━━ DATASET ENTRIES

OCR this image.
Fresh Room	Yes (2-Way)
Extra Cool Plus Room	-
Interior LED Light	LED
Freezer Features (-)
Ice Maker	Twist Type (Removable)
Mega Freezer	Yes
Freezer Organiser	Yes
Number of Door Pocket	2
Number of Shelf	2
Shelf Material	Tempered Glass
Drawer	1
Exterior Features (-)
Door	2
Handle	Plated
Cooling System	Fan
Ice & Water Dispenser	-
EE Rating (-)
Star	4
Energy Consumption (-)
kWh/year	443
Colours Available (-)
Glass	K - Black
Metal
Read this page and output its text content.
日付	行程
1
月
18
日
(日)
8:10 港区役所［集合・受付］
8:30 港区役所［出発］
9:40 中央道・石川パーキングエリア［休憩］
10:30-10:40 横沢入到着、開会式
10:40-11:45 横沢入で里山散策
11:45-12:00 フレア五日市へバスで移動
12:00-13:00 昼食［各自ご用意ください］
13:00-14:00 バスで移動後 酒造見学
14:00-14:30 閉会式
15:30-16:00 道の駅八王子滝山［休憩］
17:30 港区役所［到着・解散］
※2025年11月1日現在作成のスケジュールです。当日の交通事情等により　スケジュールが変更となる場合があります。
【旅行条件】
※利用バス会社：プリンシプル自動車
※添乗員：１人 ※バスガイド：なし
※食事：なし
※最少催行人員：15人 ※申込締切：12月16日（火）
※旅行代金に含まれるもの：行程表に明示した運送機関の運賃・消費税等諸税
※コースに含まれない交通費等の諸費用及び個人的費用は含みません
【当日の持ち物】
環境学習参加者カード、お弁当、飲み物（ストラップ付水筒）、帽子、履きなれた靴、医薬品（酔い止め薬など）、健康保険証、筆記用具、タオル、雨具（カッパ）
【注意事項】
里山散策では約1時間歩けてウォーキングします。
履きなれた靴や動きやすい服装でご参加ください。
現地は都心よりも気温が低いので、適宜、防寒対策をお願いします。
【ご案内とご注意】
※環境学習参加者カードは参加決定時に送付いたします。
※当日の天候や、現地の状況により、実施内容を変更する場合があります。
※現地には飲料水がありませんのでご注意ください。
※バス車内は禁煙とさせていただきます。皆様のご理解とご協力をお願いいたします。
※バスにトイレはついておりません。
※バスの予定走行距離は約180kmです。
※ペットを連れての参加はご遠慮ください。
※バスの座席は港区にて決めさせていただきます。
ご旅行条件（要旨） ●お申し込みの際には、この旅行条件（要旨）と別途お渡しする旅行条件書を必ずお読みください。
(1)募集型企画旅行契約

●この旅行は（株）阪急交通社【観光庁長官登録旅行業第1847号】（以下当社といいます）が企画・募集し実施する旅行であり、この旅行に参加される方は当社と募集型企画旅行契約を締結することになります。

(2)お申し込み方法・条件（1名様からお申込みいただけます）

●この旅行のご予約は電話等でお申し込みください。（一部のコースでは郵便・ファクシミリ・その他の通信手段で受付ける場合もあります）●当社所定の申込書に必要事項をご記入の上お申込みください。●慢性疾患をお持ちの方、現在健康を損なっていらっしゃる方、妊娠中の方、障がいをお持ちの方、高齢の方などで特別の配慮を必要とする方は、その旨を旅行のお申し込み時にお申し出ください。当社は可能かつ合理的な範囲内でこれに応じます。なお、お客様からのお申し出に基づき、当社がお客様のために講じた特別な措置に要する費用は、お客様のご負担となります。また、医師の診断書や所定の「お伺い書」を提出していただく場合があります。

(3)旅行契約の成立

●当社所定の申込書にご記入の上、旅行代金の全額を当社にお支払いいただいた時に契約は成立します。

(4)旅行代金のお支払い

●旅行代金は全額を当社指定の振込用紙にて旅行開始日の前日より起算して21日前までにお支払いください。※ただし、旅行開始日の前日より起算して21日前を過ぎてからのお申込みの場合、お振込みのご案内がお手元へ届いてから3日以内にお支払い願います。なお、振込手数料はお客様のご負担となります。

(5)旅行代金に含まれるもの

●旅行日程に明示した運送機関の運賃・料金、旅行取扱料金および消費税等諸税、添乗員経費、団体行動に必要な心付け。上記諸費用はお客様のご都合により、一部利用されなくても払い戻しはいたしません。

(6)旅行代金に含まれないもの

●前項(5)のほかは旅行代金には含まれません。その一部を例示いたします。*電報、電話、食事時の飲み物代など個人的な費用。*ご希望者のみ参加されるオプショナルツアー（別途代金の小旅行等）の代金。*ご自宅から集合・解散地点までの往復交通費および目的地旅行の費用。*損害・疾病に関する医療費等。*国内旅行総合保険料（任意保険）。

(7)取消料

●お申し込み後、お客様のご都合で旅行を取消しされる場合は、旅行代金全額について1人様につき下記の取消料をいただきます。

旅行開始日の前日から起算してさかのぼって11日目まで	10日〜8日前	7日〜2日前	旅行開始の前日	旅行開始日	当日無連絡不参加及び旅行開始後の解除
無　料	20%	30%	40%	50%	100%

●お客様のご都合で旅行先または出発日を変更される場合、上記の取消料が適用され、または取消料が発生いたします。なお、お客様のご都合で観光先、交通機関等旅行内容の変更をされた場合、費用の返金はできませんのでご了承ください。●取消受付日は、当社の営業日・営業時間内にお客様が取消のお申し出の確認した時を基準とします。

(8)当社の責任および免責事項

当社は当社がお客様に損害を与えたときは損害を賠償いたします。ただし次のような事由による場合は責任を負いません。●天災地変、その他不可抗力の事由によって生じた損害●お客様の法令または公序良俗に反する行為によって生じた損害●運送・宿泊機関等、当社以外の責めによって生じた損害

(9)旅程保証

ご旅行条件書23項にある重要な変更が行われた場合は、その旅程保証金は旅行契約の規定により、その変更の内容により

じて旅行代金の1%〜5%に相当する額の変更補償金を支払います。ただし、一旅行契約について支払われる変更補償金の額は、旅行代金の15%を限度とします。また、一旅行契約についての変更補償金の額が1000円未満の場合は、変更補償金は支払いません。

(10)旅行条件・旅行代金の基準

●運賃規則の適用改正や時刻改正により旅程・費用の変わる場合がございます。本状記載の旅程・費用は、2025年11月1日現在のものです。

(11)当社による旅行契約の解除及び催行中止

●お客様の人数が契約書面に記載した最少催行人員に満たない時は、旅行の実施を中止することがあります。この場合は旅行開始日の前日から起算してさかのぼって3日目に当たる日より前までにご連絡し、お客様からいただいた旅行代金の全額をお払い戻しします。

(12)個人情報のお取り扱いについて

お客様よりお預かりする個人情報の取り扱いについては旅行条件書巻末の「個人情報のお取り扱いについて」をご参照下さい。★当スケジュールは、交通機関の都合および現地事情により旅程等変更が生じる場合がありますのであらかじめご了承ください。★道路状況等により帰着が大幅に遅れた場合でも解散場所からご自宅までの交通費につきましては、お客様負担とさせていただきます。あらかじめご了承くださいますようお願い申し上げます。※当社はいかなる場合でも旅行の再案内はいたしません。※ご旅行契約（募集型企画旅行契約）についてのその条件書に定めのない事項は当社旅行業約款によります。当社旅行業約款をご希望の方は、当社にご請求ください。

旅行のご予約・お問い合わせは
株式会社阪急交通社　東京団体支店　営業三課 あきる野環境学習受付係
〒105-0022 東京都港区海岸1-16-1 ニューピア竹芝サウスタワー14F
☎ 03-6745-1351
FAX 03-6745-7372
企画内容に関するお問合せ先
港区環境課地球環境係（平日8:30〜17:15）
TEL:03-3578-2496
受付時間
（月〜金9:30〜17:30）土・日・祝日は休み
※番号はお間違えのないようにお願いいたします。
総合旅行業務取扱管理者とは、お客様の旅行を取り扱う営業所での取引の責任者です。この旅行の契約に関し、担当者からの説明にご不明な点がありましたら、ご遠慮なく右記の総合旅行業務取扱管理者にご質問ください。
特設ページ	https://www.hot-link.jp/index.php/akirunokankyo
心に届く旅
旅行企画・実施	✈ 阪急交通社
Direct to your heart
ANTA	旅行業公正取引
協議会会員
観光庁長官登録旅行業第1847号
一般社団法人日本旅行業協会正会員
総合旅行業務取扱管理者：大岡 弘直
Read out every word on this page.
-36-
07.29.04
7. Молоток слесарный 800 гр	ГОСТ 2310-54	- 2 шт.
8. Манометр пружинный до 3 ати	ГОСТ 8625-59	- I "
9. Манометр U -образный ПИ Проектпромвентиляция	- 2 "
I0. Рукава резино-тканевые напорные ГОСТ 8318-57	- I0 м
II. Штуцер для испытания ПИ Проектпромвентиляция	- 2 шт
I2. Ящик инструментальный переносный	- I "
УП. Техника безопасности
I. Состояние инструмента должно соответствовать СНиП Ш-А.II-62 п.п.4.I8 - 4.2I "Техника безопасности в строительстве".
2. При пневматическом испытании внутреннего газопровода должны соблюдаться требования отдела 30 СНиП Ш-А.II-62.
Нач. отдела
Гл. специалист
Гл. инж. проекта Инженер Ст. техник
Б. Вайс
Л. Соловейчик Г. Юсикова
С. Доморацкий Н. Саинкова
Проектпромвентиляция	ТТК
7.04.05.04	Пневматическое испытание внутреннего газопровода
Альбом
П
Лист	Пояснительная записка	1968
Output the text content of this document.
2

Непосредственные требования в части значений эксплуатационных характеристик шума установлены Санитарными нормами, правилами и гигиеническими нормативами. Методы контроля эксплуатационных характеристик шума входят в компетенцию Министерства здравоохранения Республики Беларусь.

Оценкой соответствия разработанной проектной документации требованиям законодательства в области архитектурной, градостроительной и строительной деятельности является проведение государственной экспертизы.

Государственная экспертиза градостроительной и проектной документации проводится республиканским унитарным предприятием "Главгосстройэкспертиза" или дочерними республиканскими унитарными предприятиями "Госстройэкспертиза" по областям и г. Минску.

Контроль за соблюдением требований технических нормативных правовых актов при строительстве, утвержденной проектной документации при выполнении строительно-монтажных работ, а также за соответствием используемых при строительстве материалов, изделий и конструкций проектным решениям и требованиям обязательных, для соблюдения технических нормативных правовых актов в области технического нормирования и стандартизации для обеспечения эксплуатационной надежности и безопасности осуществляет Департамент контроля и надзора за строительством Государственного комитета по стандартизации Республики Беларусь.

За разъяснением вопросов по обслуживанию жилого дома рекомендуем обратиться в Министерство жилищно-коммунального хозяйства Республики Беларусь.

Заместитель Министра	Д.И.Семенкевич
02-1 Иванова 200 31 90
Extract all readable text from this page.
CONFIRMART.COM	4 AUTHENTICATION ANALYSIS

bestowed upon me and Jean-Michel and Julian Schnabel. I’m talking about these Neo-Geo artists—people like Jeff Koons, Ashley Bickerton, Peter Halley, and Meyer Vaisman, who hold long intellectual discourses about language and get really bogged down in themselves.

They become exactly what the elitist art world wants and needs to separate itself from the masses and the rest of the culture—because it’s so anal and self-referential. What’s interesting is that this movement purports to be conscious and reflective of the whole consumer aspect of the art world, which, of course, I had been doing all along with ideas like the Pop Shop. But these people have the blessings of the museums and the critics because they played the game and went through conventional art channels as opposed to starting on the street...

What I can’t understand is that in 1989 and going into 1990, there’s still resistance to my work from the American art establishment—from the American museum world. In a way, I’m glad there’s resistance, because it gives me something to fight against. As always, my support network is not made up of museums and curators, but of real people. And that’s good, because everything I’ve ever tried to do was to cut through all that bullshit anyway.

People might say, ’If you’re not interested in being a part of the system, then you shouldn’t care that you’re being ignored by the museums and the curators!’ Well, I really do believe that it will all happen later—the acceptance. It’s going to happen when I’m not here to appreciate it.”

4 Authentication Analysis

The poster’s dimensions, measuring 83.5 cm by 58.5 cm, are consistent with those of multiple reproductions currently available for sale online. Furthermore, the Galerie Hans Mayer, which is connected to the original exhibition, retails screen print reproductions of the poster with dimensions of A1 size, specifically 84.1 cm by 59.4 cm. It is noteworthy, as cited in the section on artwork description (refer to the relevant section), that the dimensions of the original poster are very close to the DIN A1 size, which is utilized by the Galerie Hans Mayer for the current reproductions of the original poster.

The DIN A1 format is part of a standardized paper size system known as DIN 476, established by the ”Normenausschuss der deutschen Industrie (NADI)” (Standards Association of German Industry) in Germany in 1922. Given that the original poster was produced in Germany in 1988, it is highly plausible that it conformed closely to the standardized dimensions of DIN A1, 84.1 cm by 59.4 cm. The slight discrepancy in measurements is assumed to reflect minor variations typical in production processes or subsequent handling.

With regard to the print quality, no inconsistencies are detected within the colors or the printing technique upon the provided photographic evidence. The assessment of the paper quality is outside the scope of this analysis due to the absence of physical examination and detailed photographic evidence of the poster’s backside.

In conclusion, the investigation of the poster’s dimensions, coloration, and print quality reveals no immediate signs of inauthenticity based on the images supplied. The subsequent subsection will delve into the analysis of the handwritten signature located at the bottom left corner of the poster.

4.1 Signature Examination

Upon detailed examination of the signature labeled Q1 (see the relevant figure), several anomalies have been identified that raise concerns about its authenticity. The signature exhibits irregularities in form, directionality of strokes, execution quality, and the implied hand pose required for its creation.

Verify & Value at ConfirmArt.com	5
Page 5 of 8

━━━━

● **EXERCISE INSTRUCTIONS**
Gather each line that holds "text".

● **THE REPLY**
Read this page and output its text content.
Output the text content of this document.
Extract all readable text from this page.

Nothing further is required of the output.